- _DATASET RECORDS_:
>>>

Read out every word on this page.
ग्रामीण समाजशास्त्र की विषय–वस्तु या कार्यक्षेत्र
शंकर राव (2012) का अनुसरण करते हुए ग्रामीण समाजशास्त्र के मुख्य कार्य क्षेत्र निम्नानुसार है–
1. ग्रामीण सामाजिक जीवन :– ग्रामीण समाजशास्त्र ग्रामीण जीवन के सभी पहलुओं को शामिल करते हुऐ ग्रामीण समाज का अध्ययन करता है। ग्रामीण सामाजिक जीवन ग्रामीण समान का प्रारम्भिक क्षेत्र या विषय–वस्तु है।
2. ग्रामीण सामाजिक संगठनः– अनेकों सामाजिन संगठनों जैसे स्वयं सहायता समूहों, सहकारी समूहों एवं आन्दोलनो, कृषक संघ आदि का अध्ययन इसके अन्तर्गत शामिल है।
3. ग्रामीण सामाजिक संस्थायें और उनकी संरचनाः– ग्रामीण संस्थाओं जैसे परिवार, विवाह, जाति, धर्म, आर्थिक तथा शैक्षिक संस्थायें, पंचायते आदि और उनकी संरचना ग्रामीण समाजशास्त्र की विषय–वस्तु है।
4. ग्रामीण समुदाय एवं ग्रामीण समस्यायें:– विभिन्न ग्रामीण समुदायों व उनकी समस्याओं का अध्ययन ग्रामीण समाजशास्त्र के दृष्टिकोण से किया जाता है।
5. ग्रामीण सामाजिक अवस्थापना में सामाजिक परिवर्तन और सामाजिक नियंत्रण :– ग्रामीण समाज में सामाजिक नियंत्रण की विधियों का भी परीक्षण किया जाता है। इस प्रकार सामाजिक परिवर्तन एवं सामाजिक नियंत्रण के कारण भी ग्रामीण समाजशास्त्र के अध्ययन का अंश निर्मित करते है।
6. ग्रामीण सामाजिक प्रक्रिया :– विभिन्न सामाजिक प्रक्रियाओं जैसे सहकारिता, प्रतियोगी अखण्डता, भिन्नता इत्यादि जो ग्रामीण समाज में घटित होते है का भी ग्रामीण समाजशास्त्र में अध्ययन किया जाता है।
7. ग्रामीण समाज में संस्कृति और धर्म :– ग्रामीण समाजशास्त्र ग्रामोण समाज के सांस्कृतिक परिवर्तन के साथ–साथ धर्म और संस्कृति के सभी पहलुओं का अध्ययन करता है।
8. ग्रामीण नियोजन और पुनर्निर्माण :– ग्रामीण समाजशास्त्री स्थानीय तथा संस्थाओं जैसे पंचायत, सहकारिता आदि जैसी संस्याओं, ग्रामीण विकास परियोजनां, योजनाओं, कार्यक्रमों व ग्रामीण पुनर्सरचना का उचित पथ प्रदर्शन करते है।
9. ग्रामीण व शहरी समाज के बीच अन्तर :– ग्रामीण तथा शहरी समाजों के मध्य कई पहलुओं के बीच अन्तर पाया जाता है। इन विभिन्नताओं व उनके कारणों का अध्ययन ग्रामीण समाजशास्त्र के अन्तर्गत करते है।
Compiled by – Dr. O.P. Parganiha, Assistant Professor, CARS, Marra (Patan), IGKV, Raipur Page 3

<<<

- _EXERCISE DESCRIPTION_:
Write out all the lines again, exactly as they are.

- _RESPONSE BELOW_:
Read out every word on this page.
ग्रामीण समाजशास्त्र की विषय–वस्तु या कार्यक्षेत्र
शंकर राव (2012) का अनुसरण करते हुए ग्रामीण समाजशास्त्र के मुख्य कार्य क्षेत्र निम्नानुसार है–
1. ग्रामीण सामाजिक जीवन :– ग्रामीण समाजशास्त्र ग्रामीण जीवन के सभी पहलुओं को शामिल करते हुऐ ग्रामीण समाज का अध्ययन करता है। ग्रामीण सामाजिक जीवन ग्रामीण समान का प्रारम्भिक क्षेत्र या विषय–वस्तु है।
2. ग्रामीण सामाजिक संगठनः– अनेकों सामाजिन संगठनों जैसे स्वयं सहायता समूहों, सहकारी समूहों एवं आन्दोलनो, कृषक संघ आदि का अध्ययन इसके अन्तर्गत शामिल है।
3. ग्रामीण सामाजिक संस्थायें और उनकी संरचनाः– ग्रामीण संस्थाओं जैसे परिवार, विवाह, जाति, धर्म, आर्थिक तथा शैक्षिक संस्थायें, पंचायते आदि और उनकी संरचना ग्रामीण समाजशास्त्र की विषय–वस्तु है।
4. ग्रामीण समुदाय एवं ग्रामीण समस्यायें:– विभिन्न ग्रामीण समुदायों व उनकी समस्याओं का अध्ययन ग्रामीण समाजशास्त्र के दृष्टिकोण से किया जाता है।
5. ग्रामीण सामाजिक अवस्थापना में सामाजिक परिवर्तन और सामाजिक नियंत्रण :– ग्रामीण समाज में सामाजिक नियंत्रण की विधियों का भी परीक्षण किया जाता है। इस प्रकार सामाजिक परिवर्तन एवं सामाजिक नियंत्रण के कारण भी ग्रामीण समाजशास्त्र के अध्ययन का अंश निर्मित करते है।
6. ग्रामीण सामाजिक प्रक्रिया :– विभिन्न सामाजिक प्रक्रियाओं जैसे सहकारिता, प्रतियोगी अखण्डता, भिन्नता इत्यादि जो ग्रामीण समाज में घटित होते है का भी ग्रामीण समाजशास्त्र में अध्ययन किया जाता है।
7. ग्रामीण समाज में संस्कृति और धर्म :– ग्रामीण समाजशास्त्र ग्रामोण समाज के सांस्कृतिक परिवर्तन के साथ–साथ धर्म और संस्कृति के सभी पहलुओं का अध्ययन करता है।
8. ग्रामीण नियोजन और पुनर्निर्माण :– ग्रामीण समाजशास्त्री स्थानीय तथा संस्थाओं जैसे पंचायत, सहकारिता आदि जैसी संस्याओं, ग्रामीण विकास परियोजनां, योजनाओं, कार्यक्रमों व ग्रामीण पुनर्सरचना का उचित पथ प्रदर्शन करते है।
9. ग्रामीण व शहरी समाज के बीच अन्तर :– ग्रामीण तथा शहरी समाजों के मध्य कई पहलुओं के बीच अन्तर पाया जाता है। इन विभिन्नताओं व उनके कारणों का अध्ययन ग्रामीण समाजशास्त्र के अन्तर्गत करते है।
Compiled by – Dr. O.P. Parganiha, Assistant Professor, CARS, Marra (Patan), IGKV, Raipur Page 3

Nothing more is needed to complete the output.